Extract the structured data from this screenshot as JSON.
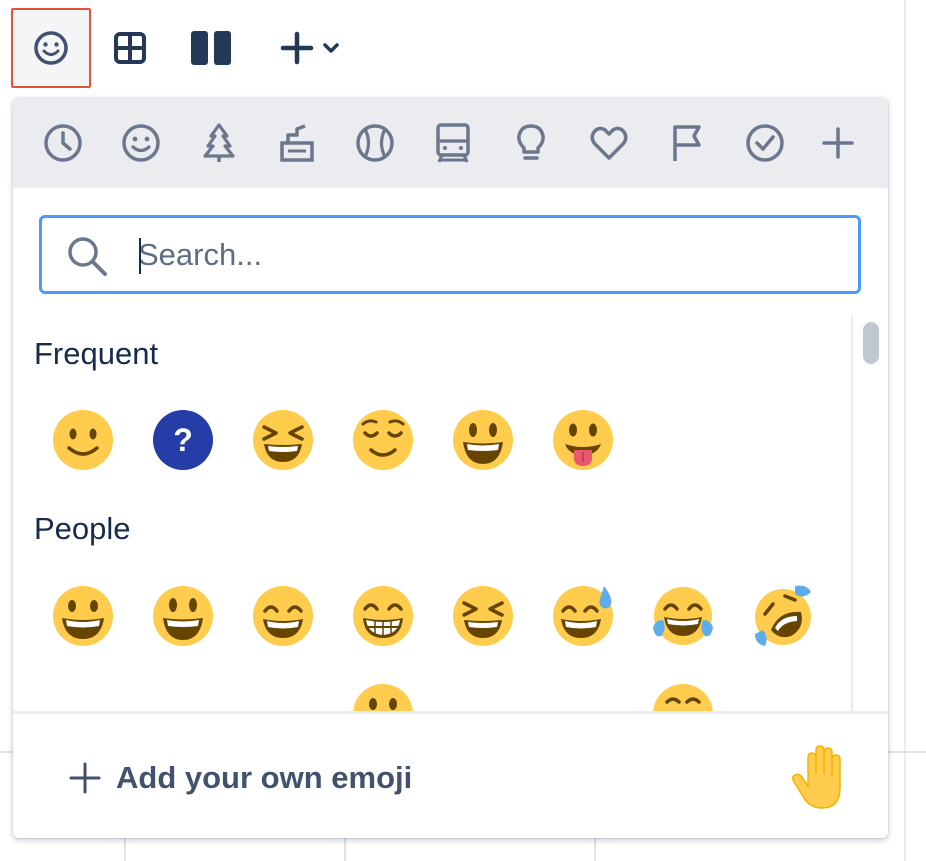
{
  "toolbar": {
    "buttons": [
      {
        "name": "emoji",
        "icon": "smiley-icon",
        "active": true
      },
      {
        "name": "table",
        "icon": "table-icon"
      },
      {
        "name": "layouts",
        "icon": "columns-icon"
      },
      {
        "name": "insert",
        "icon": "plus-icon"
      }
    ]
  },
  "picker": {
    "categories": [
      {
        "id": "frequent",
        "icon": "clock-icon"
      },
      {
        "id": "people",
        "icon": "smiley-icon"
      },
      {
        "id": "nature",
        "icon": "tree-icon"
      },
      {
        "id": "food",
        "icon": "food-icon"
      },
      {
        "id": "activity",
        "icon": "ball-icon"
      },
      {
        "id": "travel",
        "icon": "train-icon"
      },
      {
        "id": "objects",
        "icon": "lightbulb-icon"
      },
      {
        "id": "symbols",
        "icon": "heart-icon"
      },
      {
        "id": "flags",
        "icon": "flag-icon"
      },
      {
        "id": "productivity",
        "icon": "check-circle-icon"
      },
      {
        "id": "custom",
        "icon": "plus-icon"
      }
    ],
    "search": {
      "placeholder": "Search...",
      "value": ""
    },
    "sections": {
      "frequent": {
        "title": "Frequent",
        "emojis": [
          "slightly-smiling-face",
          "question-mark-emoji",
          "laughing-face",
          "relieved-face",
          "smiley-face",
          "tongue-face"
        ]
      },
      "people": {
        "title": "People",
        "emojis": [
          "grinning-face",
          "smiley-face",
          "smile-face",
          "grin-face",
          "laughing-face",
          "sweat-smile-face",
          "joy-face",
          "rolling-laughing-face"
        ]
      }
    },
    "footer": {
      "add_label": "Add your own emoji",
      "tone_icon": "raised-hand-icon"
    }
  },
  "colors": {
    "accent": "#4c9aff",
    "active_border": "#e2553d",
    "text": "#172b4d",
    "icon": "#42526e",
    "emoji_yellow": "#ffcc4d",
    "emoji_dark": "#664500",
    "question_blue": "#253ea7"
  }
}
------------------------------------------------
[YOUR GOAL]:
Take the entries shown above and quote them verbatim, passing over the pictures.

[FINAL RESULT]:
Extract the structured data from this screenshot as JSON.
{
  "toolbar": {
    "buttons": [
      {
        "name": "emoji",
        "icon": "smiley-icon",
        "active": true
      },
      {
        "name": "table",
        "icon": "table-icon"
      },
      {
        "name": "layouts",
        "icon": "columns-icon"
      },
      {
        "name": "insert",
        "icon": "plus-icon"
      }
    ]
  },
  "picker": {
    "categories": [
      {
        "id": "frequent",
        "icon": "clock-icon"
      },
      {
        "id": "people",
        "icon": "smiley-icon"
      },
      {
        "id": "nature",
        "icon": "tree-icon"
      },
      {
        "id": "food",
        "icon": "food-icon"
      },
      {
        "id": "activity",
        "icon": "ball-icon"
      },
      {
        "id": "travel",
        "icon": "train-icon"
      },
      {
        "id": "objects",
        "icon": "lightbulb-icon"
      },
      {
        "id": "symbols",
        "icon": "heart-icon"
      },
      {
        "id": "flags",
        "icon": "flag-icon"
      },
      {
        "id": "productivity",
        "icon": "check-circle-icon"
      },
      {
        "id": "custom",
        "icon": "plus-icon"
      }
    ],
    "search": {
      "placeholder": "Search...",
      "value": ""
    },
    "sections": {
      "frequent": {
        "title": "Frequent",
        "emojis": [
          "slightly-smiling-face",
          "question-mark-emoji",
          "laughing-face",
          "relieved-face",
          "smiley-face",
          "tongue-face"
        ]
      },
      "people": {
        "title": "People",
        "emojis": [
          "grinning-face",
          "smiley-face",
          "smile-face",
          "grin-face",
          "laughing-face",
          "sweat-smile-face",
          "joy-face",
          "rolling-laughing-face"
        ]
      }
    },
    "footer": {
      "add_label": "Add your own emoji",
      "tone_icon": "raised-hand-icon"
    }
  },
  "colors": {
    "accent": "#4c9aff",
    "active_border": "#e2553d",
    "text": "#172b4d",
    "icon": "#42526e",
    "emoji_yellow": "#ffcc4d",
    "emoji_dark": "#664500",
    "question_blue": "#253ea7"
  }
}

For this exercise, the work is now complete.